REQUIREMENT: Scan the records for the word "GIRO". Copy each line that includes it.

===== DATA PROVIDED =====

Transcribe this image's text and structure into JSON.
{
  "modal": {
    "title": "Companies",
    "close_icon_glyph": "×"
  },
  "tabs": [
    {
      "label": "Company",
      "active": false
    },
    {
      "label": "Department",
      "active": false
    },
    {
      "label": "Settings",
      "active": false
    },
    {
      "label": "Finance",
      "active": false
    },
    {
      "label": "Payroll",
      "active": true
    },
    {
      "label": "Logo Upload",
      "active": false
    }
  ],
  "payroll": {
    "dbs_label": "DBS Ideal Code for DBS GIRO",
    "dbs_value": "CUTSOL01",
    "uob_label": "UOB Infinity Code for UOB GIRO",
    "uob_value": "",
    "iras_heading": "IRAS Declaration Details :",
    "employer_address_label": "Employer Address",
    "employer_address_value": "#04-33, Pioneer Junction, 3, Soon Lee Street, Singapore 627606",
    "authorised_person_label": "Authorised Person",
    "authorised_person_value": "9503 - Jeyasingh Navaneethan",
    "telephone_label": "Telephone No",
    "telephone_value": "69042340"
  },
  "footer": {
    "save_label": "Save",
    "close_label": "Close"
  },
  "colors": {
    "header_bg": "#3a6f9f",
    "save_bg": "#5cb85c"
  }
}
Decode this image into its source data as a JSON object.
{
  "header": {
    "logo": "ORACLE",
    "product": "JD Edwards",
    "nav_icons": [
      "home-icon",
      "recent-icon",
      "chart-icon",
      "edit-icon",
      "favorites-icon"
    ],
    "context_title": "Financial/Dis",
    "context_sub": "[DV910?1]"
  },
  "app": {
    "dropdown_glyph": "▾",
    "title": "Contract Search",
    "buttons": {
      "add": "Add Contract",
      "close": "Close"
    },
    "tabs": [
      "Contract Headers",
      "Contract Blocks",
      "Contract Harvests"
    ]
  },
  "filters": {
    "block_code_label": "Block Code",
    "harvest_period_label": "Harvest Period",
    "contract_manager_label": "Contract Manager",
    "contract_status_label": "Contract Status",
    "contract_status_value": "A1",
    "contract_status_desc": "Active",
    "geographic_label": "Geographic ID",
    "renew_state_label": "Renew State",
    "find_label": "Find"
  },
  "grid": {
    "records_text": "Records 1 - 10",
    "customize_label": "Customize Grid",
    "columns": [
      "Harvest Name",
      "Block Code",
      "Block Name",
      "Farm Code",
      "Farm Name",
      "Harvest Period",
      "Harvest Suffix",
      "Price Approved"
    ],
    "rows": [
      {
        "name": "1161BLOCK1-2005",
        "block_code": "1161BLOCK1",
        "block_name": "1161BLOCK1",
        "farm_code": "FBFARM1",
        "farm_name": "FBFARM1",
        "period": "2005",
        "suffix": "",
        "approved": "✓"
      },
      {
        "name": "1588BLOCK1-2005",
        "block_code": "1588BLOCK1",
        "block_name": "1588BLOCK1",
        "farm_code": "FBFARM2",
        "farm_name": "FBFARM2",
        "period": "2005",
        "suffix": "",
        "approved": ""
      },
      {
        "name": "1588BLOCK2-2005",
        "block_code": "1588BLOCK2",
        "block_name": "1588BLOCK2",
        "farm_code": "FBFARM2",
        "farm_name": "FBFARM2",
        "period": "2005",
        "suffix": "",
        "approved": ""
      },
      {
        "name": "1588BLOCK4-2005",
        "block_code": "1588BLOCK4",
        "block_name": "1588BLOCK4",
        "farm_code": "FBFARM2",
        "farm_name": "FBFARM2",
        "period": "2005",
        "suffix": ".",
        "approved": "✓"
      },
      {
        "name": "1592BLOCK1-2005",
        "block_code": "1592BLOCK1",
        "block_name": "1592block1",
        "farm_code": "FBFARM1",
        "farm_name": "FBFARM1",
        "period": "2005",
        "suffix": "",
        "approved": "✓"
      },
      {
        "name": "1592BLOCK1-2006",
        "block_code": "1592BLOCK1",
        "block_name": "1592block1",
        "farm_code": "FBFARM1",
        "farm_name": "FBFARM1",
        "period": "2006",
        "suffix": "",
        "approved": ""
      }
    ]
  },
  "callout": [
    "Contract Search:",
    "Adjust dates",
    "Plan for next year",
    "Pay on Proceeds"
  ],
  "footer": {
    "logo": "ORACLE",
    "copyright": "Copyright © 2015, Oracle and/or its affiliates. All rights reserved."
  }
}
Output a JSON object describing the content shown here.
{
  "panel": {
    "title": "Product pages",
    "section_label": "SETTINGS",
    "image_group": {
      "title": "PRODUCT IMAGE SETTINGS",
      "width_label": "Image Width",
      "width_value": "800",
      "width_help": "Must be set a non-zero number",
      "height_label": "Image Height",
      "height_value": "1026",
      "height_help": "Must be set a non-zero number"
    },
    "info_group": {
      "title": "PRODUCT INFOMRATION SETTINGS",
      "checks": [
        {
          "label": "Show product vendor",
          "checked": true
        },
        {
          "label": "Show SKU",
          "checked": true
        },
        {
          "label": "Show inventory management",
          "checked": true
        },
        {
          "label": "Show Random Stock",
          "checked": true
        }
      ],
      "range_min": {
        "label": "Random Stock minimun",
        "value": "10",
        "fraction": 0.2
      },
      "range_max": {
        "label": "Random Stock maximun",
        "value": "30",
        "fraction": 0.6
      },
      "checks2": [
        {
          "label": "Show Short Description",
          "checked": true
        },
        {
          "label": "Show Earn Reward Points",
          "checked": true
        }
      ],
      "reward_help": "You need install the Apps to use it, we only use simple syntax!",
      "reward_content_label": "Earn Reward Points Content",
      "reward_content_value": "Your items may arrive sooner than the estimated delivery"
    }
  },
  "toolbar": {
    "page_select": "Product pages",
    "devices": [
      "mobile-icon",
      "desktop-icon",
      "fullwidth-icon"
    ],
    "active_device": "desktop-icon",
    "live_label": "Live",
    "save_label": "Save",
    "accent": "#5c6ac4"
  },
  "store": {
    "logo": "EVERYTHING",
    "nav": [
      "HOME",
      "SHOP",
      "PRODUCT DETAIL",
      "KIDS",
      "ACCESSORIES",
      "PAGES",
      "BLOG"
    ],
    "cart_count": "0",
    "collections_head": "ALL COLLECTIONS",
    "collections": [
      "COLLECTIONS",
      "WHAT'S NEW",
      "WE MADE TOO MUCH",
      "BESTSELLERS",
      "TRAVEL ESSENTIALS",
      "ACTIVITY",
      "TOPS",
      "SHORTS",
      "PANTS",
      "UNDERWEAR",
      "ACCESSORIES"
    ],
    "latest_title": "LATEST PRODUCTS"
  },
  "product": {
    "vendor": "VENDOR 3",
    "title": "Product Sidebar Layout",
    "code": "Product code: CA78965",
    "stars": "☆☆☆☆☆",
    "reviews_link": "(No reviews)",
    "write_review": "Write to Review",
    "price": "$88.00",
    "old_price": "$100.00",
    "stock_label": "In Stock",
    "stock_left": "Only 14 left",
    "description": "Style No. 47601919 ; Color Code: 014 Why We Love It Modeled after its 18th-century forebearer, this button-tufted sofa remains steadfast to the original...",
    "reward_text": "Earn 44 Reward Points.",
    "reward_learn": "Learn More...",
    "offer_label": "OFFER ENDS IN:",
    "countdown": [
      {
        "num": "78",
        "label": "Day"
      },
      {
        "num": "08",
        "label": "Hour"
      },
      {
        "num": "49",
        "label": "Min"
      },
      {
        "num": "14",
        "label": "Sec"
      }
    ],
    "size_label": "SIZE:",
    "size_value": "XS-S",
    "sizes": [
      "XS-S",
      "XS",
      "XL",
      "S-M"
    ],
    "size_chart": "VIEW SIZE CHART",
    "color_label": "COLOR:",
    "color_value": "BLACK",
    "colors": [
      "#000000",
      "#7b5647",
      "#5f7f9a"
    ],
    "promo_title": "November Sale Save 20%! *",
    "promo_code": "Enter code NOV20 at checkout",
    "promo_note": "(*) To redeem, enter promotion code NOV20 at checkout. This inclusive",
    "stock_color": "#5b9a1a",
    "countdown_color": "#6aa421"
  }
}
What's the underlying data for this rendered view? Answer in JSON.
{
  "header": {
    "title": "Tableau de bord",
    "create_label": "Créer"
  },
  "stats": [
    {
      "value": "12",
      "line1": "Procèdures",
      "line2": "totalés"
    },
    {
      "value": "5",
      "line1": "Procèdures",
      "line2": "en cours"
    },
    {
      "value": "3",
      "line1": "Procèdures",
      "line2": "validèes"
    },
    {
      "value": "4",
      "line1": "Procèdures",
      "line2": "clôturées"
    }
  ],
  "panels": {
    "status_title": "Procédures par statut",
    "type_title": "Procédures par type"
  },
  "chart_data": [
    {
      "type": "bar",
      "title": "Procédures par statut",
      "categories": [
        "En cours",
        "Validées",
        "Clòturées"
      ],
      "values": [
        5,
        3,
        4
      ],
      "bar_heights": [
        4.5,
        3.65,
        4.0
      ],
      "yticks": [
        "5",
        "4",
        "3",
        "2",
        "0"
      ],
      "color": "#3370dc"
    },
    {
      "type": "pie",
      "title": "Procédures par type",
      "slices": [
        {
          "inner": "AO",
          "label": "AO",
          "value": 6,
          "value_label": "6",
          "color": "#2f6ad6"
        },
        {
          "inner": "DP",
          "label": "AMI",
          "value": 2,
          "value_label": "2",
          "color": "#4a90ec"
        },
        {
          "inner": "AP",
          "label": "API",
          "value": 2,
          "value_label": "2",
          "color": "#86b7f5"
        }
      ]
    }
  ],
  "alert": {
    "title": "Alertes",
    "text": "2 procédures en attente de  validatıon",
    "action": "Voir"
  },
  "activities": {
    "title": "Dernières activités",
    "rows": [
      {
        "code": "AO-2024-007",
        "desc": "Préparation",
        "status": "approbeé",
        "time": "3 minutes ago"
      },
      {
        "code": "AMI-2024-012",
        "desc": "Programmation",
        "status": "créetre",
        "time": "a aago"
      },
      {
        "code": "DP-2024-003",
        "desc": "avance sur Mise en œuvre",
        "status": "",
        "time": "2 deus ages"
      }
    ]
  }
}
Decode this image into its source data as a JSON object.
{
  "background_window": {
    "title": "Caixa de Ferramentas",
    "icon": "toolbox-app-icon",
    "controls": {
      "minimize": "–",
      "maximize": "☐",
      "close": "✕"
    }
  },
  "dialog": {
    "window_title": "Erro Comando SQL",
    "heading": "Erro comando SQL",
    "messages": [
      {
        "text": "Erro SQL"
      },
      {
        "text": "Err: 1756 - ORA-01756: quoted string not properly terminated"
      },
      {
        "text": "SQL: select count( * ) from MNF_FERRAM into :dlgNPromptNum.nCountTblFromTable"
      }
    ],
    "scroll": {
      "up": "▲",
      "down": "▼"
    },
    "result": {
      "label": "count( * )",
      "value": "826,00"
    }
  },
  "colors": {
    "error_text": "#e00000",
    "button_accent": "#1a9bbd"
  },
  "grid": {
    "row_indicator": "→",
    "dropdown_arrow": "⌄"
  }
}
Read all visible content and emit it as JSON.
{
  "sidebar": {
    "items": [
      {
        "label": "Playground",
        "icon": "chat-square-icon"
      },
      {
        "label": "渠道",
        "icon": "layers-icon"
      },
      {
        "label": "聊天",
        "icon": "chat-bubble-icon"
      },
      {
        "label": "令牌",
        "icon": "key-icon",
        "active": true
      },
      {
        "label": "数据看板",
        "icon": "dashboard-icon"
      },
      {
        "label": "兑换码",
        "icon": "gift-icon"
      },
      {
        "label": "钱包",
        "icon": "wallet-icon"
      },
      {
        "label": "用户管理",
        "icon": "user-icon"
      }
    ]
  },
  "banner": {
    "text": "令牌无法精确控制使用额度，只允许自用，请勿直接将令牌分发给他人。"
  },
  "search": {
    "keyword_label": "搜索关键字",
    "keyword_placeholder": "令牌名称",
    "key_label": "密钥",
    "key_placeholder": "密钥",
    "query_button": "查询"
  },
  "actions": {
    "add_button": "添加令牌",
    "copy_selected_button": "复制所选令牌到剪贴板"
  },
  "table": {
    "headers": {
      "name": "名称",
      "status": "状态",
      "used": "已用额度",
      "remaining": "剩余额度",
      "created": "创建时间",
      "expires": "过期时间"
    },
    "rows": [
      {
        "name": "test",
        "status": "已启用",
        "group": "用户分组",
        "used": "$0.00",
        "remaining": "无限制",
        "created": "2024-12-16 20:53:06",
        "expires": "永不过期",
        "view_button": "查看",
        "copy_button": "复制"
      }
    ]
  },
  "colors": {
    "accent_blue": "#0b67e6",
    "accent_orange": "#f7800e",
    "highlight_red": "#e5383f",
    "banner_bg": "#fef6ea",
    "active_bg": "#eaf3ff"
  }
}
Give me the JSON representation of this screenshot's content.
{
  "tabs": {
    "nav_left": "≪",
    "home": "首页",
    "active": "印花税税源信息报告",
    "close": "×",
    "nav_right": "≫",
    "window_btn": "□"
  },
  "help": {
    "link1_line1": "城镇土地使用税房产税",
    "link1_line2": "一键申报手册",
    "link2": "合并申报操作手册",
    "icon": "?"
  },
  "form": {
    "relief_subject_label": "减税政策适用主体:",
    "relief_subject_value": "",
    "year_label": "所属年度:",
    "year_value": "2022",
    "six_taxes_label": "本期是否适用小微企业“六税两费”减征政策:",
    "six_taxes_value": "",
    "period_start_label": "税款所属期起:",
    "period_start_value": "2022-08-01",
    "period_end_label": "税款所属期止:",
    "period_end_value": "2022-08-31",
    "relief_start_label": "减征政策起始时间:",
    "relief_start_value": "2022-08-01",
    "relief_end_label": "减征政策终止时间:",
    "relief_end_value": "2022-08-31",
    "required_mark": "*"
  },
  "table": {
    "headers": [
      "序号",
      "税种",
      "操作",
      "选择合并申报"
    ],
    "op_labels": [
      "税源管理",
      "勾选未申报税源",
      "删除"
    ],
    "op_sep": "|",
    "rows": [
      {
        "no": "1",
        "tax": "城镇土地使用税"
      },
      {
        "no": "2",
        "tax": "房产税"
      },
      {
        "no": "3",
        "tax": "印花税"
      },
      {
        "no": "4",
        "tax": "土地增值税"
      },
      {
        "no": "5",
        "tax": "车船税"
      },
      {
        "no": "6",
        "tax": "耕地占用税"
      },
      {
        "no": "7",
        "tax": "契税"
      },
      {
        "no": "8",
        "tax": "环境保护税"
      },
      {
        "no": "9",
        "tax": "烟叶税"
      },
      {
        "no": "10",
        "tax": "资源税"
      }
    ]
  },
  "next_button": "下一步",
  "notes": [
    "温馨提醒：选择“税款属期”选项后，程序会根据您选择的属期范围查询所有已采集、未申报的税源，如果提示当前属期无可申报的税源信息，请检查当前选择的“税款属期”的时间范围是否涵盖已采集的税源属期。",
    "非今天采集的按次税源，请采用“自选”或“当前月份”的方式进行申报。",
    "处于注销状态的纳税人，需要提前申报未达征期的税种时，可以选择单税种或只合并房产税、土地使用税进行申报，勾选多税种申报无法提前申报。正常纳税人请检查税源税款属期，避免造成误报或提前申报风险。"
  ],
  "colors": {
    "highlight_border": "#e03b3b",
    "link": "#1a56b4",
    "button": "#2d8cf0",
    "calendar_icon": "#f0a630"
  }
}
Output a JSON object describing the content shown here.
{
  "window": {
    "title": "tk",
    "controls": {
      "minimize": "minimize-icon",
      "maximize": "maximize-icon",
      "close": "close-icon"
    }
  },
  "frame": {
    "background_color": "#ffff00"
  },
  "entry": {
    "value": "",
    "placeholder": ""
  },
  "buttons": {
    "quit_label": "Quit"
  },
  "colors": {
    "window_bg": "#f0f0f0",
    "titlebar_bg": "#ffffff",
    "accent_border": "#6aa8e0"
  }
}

=====

THE COMPLETED TASK:
    "dbs_label": "DBS Ideal Code for DBS GIRO",
    "uob_label": "UOB Infinity Code for UOB GIRO",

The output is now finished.